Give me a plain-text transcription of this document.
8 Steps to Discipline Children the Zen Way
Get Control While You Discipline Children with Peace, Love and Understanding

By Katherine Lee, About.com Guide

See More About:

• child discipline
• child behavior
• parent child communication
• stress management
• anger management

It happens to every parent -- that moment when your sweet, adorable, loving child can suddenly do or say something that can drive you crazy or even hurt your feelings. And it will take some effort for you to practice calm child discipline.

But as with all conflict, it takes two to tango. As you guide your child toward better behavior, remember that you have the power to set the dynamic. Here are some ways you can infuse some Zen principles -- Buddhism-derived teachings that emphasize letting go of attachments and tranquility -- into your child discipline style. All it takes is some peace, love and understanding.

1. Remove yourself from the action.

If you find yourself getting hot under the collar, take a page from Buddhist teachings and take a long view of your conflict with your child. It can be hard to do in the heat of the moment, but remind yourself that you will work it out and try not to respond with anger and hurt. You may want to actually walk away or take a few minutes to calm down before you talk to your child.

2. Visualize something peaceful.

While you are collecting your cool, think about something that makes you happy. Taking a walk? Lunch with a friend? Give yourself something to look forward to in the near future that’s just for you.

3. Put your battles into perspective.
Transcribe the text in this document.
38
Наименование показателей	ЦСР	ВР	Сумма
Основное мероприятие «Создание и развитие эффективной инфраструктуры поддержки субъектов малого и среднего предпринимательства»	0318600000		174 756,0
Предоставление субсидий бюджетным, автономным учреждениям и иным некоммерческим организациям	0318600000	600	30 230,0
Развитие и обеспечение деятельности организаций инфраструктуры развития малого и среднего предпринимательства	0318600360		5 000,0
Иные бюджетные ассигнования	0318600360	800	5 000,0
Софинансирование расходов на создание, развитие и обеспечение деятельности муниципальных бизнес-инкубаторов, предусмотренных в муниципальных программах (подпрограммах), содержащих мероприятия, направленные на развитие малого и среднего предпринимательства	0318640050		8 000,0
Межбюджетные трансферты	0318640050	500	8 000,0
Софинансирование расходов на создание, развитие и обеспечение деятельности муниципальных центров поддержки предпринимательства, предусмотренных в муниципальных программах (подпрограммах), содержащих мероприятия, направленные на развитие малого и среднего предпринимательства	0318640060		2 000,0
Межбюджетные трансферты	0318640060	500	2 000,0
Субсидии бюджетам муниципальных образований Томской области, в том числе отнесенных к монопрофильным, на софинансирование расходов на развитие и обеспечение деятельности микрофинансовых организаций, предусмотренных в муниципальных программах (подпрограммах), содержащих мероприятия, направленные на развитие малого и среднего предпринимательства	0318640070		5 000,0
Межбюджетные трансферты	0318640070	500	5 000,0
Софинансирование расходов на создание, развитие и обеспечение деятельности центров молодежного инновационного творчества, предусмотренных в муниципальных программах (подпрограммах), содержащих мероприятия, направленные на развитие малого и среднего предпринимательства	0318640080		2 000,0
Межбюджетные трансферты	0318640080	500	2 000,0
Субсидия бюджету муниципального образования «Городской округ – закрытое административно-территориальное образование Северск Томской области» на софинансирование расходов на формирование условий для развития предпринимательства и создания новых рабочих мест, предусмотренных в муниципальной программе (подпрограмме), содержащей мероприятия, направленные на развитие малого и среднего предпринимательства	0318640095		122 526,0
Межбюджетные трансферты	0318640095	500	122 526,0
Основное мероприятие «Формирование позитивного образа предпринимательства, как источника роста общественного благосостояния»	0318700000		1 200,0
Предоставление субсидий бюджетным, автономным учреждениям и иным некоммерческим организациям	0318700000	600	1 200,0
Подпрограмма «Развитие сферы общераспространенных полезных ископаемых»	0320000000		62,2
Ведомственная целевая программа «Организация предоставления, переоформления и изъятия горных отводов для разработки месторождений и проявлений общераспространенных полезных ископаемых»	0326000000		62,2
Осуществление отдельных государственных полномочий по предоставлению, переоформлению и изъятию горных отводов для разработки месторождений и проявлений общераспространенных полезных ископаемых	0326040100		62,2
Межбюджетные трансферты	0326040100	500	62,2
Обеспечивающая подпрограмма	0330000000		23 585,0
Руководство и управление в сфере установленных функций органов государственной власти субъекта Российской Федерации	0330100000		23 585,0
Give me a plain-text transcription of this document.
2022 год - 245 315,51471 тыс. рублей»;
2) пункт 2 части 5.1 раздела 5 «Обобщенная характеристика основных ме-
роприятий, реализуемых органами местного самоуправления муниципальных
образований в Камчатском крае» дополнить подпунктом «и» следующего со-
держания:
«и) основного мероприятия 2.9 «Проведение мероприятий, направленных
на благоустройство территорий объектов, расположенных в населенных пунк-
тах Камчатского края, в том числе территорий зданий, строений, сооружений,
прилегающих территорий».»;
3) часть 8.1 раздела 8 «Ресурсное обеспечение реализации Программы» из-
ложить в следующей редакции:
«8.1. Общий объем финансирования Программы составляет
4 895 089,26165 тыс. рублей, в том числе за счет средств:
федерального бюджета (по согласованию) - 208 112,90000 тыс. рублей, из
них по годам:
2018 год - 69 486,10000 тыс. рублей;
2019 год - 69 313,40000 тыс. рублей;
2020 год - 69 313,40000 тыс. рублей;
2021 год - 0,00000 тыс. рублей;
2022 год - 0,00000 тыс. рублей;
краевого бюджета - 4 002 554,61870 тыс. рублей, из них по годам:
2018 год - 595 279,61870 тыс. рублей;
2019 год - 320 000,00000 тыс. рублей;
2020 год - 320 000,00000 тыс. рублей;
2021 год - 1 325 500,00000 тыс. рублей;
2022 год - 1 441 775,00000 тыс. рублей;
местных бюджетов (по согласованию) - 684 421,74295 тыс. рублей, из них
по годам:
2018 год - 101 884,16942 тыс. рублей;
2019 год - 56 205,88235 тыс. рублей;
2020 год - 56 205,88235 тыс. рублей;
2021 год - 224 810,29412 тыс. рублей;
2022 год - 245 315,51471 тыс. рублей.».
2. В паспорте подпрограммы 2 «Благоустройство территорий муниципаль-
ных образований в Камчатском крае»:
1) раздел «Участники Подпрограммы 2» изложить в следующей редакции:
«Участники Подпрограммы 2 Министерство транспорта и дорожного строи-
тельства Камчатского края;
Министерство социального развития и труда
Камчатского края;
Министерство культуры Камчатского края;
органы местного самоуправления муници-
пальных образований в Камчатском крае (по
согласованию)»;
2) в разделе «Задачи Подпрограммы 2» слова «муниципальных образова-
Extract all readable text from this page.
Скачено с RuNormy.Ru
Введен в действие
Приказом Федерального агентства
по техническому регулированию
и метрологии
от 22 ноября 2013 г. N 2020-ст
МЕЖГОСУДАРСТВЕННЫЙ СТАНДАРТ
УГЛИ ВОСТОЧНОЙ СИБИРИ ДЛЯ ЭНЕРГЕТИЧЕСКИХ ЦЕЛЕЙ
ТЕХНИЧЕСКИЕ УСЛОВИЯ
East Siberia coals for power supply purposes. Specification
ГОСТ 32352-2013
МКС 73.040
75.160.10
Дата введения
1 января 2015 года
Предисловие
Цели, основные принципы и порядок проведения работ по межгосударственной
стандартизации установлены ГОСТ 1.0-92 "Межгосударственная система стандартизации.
···
Report how many lines of the entries hold the string "самоуправления". Provide the number alone.

*SOLUTION:* 2